## Your goal
Look through the material below. Copy each line that contains the string "联系电话".

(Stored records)
···
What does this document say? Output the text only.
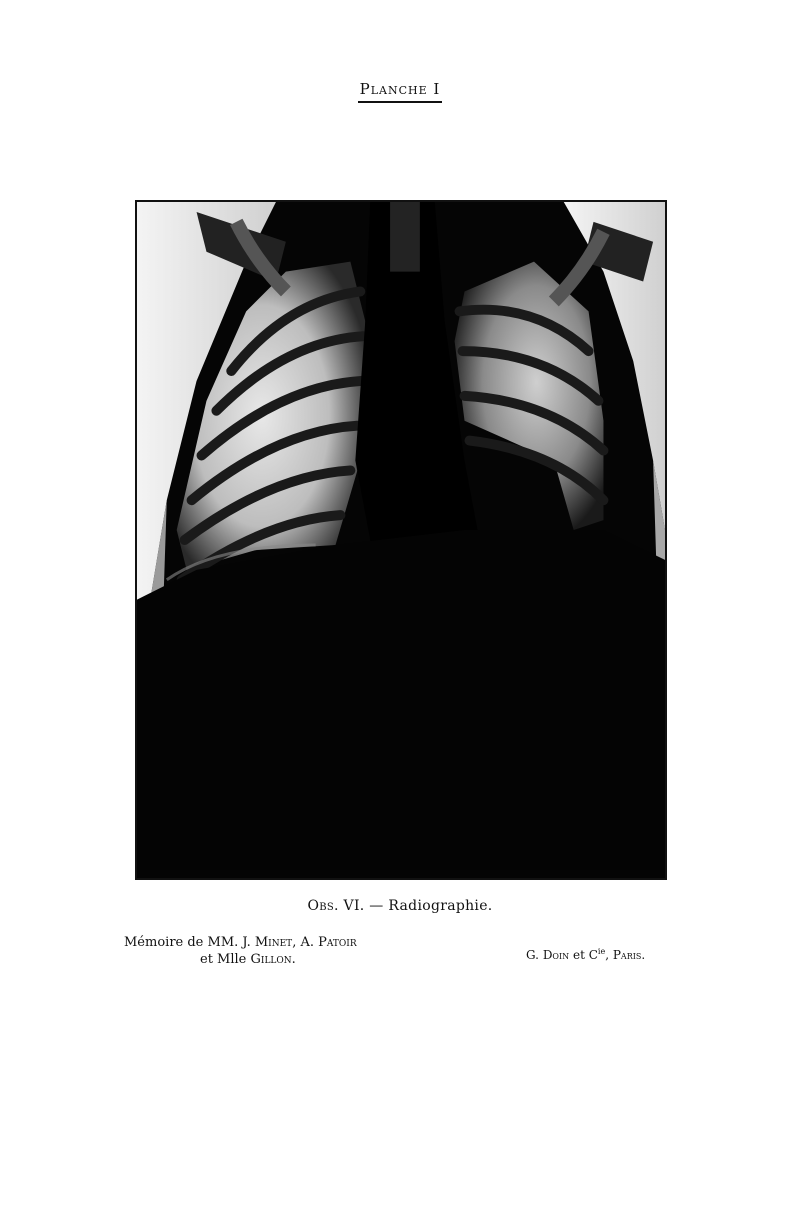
Planche I
Obs. VI. — Radiographie.
Mémoire de MM. J. Minet, A. Patoir
et Mlle Gillon.	G. Doin et $C^{ie}$, Paris.
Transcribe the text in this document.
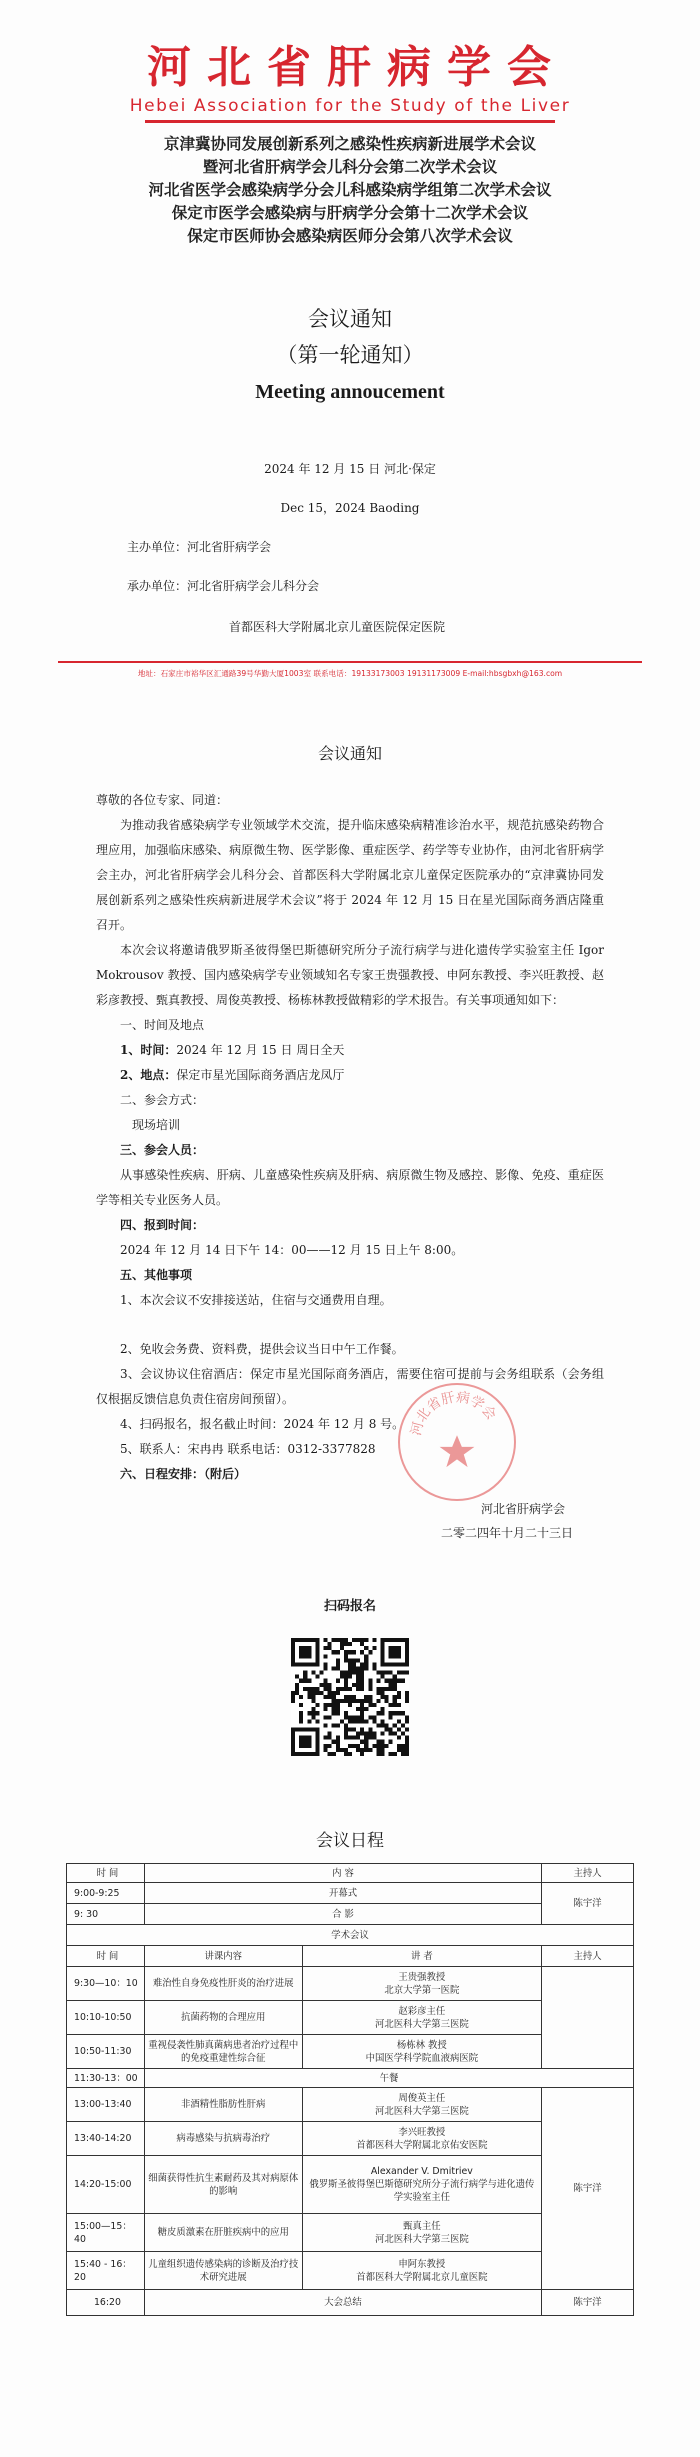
河北省肝病学会
Hebei Association for the Study of the Liver
京津冀协同发展创新系列之感染性疾病新进展学术会议
暨河北省肝病学会儿科分会第二次学术会议
河北省医学会感染病学分会儿科感染病学组第二次学术会议
保定市医学会感染病与肝病学分会第十二次学术会议
保定市医师协会感染病医师分会第八次学术会议
会议通知
（第一轮通知）
Meeting annoucement
2024 年 12 月 15 日 河北·保定
Dec 15，2024 Baoding
主办单位：河北省肝病学会
承办单位：河北省肝病学会儿科分会
首都医科大学附属北京儿童医院保定医院
地址：石家庄市裕华区汇通路39号华勤大厦1003室 联系电话：19133173003 19131173009 E-mail:hbsgbxh@163.com
会议通知

尊敬的各位专家、同道：

为推动我省感染病学专业领域学术交流，提升临床感染病精准诊治水平，规范抗感染药物合理应用，加强临床感染、病原微生物、医学影像、重症医学、药学等专业协作，由河北省肝病学会主办，河北省肝病学会儿科分会、首都医科大学附属北京儿童保定医院承办的“京津冀协同发展创新系列之感染性疾病新进展学术会议”将于 2024 年 12 月 15 日在星光国际商务酒店隆重召开。

本次会议将邀请俄罗斯圣彼得堡巴斯德研究所分子流行病学与进化遗传学实验室主任 Igor Mokrousov 教授、国内感染病学专业领域知名专家王贵强教授、申阿东教授、李兴旺教授、赵彩彦教授、甄真教授、周俊英教授、杨栋林教授做精彩的学术报告。有关事项通知如下：

一、时间及地点

1、时间：2024 年 12 月 15 日 周日全天

2、地点：保定市星光国际商务酒店龙凤厅

二、参会方式：

现场培训

三、参会人员：

从事感染性疾病、肝病、儿童感染性疾病及肝病、病原微生物及感控、影像、免疫、重症医学等相关专业医务人员。

四、报到时间：

2024 年 12 月 14 日下午 14：00——12 月 15 日上午 8:00。

五、其他事项

1、本次会议不安排接送站，住宿与交通费用自理。

2、免收会务费、资料费，提供会议当日中午工作餐。

3、会议协议住宿酒店：保定市星光国际商务酒店，需要住宿可提前与会务组联系（会务组仅根据反馈信息负责住宿房间预留）。

4、扫码报名，报名截止时间：2024 年 12 月 8 号。

5、联系人：宋冉冉 联系电话：0312-3377828

六、日程安排：（附后）

河北省肝病学会
河北省肝病学会
二零二四年十月二十三日
扫码报名
会议日程
时 间	内 容		主持人
9:00-9:25	开幕式		陈宇洋
9: 30	合 影		
学术会议			
时 间	讲课内容	讲 者	主持人
9:30—10：10	难治性自身免疫性肝炎的治疗进展	王贵强教授
北京大学第一医院	

10:10-10:50	抗菌药物的合理应用	赵彩彦主任
河北医科大学第三医院	

10:50-11:30	重视侵袭性肺真菌病患者治疗过程中的免疫重建性综合征	杨栋林 教授
中国医学科学院血液病医院	

11:30-13：00	午餐		
13:00-13:40	非酒精性脂肪性肝病	周俊英主任
河北医科大学第三医院	陈宇洋
13:40-14:20	病毒感染与抗病毒治疗	李兴旺教授
首都医科大学附属北京佑安医院	

14:20-15:00	细菌获得性抗生素耐药及其对病原体的影响	Alexander V. Dmitriev
俄罗斯圣彼得堡巴斯德研究所分子流行病学与进化遗传学实验室主任	

15:00—15：40	糖皮质激素在肝脏疾病中的应用	甄真主任
河北医科大学第三医院	

15:40 - 16：20	儿童组织遗传感染病的诊断及治疗技术研究进展	申阿东教授
首都医科大学附属北京儿童医院	

16:20	大会总结		陈宇洋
···
## Final answer
地址：石家庄市裕华区汇通路39号华勤大厦1003室 联系电话：19133173003 19131173009 E-mail:hbsgbxh@163.com
5、联系人：宋冉冉 联系电话：0312-3377828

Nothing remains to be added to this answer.